START Records for processing
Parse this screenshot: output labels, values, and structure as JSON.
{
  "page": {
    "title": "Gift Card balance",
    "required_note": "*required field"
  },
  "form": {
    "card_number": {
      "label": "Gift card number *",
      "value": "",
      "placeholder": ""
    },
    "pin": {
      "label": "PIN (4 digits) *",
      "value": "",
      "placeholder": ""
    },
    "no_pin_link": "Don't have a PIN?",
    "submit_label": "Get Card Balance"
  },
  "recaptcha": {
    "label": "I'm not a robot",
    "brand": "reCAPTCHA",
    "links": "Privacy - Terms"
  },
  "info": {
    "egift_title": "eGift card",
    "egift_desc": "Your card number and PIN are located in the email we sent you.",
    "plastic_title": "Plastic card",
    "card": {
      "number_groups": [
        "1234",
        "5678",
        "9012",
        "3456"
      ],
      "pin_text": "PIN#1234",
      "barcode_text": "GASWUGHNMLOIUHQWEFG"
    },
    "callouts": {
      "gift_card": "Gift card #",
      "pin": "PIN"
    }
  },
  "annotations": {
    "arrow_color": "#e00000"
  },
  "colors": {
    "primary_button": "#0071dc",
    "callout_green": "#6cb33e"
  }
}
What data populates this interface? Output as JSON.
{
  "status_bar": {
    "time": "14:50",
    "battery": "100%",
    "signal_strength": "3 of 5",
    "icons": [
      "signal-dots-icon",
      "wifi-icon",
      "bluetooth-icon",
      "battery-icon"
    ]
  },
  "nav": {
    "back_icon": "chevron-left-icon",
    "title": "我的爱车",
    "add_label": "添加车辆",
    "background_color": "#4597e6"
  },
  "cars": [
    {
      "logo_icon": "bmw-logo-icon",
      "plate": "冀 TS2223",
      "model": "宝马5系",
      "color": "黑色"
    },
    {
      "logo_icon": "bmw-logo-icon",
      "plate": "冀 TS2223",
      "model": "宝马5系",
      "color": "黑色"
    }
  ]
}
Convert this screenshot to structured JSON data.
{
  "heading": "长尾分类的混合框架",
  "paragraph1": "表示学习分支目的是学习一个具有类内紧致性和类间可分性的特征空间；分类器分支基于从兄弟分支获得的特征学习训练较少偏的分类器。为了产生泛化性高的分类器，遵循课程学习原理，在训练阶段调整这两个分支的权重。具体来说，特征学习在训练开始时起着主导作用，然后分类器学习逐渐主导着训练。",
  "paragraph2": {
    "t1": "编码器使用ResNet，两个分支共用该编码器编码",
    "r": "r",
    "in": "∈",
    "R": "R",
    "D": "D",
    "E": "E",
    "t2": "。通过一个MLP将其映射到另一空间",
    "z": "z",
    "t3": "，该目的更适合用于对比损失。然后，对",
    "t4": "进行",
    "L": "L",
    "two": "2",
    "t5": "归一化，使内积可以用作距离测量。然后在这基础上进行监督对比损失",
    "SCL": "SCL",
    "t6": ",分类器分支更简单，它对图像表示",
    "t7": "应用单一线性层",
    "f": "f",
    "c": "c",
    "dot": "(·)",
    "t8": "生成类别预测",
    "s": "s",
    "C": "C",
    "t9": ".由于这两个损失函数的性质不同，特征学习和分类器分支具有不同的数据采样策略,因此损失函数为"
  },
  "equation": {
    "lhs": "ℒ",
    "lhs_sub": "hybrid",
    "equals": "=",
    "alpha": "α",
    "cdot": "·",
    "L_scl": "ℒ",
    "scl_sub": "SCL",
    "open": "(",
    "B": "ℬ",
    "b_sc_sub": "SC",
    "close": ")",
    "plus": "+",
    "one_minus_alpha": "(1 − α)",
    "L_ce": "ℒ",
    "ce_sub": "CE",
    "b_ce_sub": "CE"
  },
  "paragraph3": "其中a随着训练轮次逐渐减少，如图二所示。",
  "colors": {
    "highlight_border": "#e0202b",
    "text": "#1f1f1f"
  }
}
END Records for processing
▶ [Objective] Print out every record again, exactly and in full.

▶ [Result of the task]
Parse this screenshot: output labels, values, and structure as JSON.
{
  "page": {
    "title": "Gift Card balance",
    "required_note": "*required field"
  },
  "form": {
    "card_number": {
      "label": "Gift card number *",
      "value": "",
      "placeholder": ""
    },
    "pin": {
      "label": "PIN (4 digits) *",
      "value": "",
      "placeholder": ""
    },
    "no_pin_link": "Don't have a PIN?",
    "submit_label": "Get Card Balance"
  },
  "recaptcha": {
    "label": "I'm not a robot",
    "brand": "reCAPTCHA",
    "links": "Privacy - Terms"
  },
  "info": {
    "egift_title": "eGift card",
    "egift_desc": "Your card number and PIN are located in the email we sent you.",
    "plastic_title": "Plastic card",
    "card": {
      "number_groups": [
        "1234",
        "5678",
        "9012",
        "3456"
      ],
      "pin_text": "PIN#1234",
      "barcode_text": "GASWUGHNMLOIUHQWEFG"
    },
    "callouts": {
      "gift_card": "Gift card #",
      "pin": "PIN"
    }
  },
  "annotations": {
    "arrow_color": "#e00000"
  },
  "colors": {
    "primary_button": "#0071dc",
    "callout_green": "#6cb33e"
  }
}
What data populates this interface? Output as JSON.
{
  "status_bar": {
    "time": "14:50",
    "battery": "100%",
    "signal_strength": "3 of 5",
    "icons": [
      "signal-dots-icon",
      "wifi-icon",
      "bluetooth-icon",
      "battery-icon"
    ]
  },
  "nav": {
    "back_icon": "chevron-left-icon",
    "title": "我的爱车",
    "add_label": "添加车辆",
    "background_color": "#4597e6"
  },
  "cars": [
    {
      "logo_icon": "bmw-logo-icon",
      "plate": "冀 TS2223",
      "model": "宝马5系",
      "color": "黑色"
    },
    {
      "logo_icon": "bmw-logo-icon",
      "plate": "冀 TS2223",
      "model": "宝马5系",
      "color": "黑色"
    }
  ]
}
Convert this screenshot to structured JSON data.
{
  "heading": "长尾分类的混合框架",
  "paragraph1": "表示学习分支目的是学习一个具有类内紧致性和类间可分性的特征空间；分类器分支基于从兄弟分支获得的特征学习训练较少偏的分类器。为了产生泛化性高的分类器，遵循课程学习原理，在训练阶段调整这两个分支的权重。具体来说，特征学习在训练开始时起着主导作用，然后分类器学习逐渐主导着训练。",
  "paragraph2": {
    "t1": "编码器使用ResNet，两个分支共用该编码器编码",
    "r": "r",
    "in": "∈",
    "R": "R",
    "D": "D",
    "E": "E",
    "t2": "。通过一个MLP将其映射到另一空间",
    "z": "z",
    "t3": "，该目的更适合用于对比损失。然后，对",
    "t4": "进行",
    "L": "L",
    "two": "2",
    "t5": "归一化，使内积可以用作距离测量。然后在这基础上进行监督对比损失",
    "SCL": "SCL",
    "t6": ",分类器分支更简单，它对图像表示",
    "t7": "应用单一线性层",
    "f": "f",
    "c": "c",
    "dot": "(·)",
    "t8": "生成类别预测",
    "s": "s",
    "C": "C",
    "t9": ".由于这两个损失函数的性质不同，特征学习和分类器分支具有不同的数据采样策略,因此损失函数为"
  },
  "equation": {
    "lhs": "ℒ",
    "lhs_sub": "hybrid",
    "equals": "=",
    "alpha": "α",
    "cdot": "·",
    "L_scl": "ℒ",
    "scl_sub": "SCL",
    "open": "(",
    "B": "ℬ",
    "b_sc_sub": "SC",
    "close": ")",
    "plus": "+",
    "one_minus_alpha": "(1 − α)",
    "L_ce": "ℒ",
    "ce_sub": "CE",
    "b_ce_sub": "CE"
  },
  "paragraph3": "其中a随着训练轮次逐渐减少，如图二所示。",
  "colors": {
    "highlight_border": "#e0202b",
    "text": "#1f1f1f"
  }
}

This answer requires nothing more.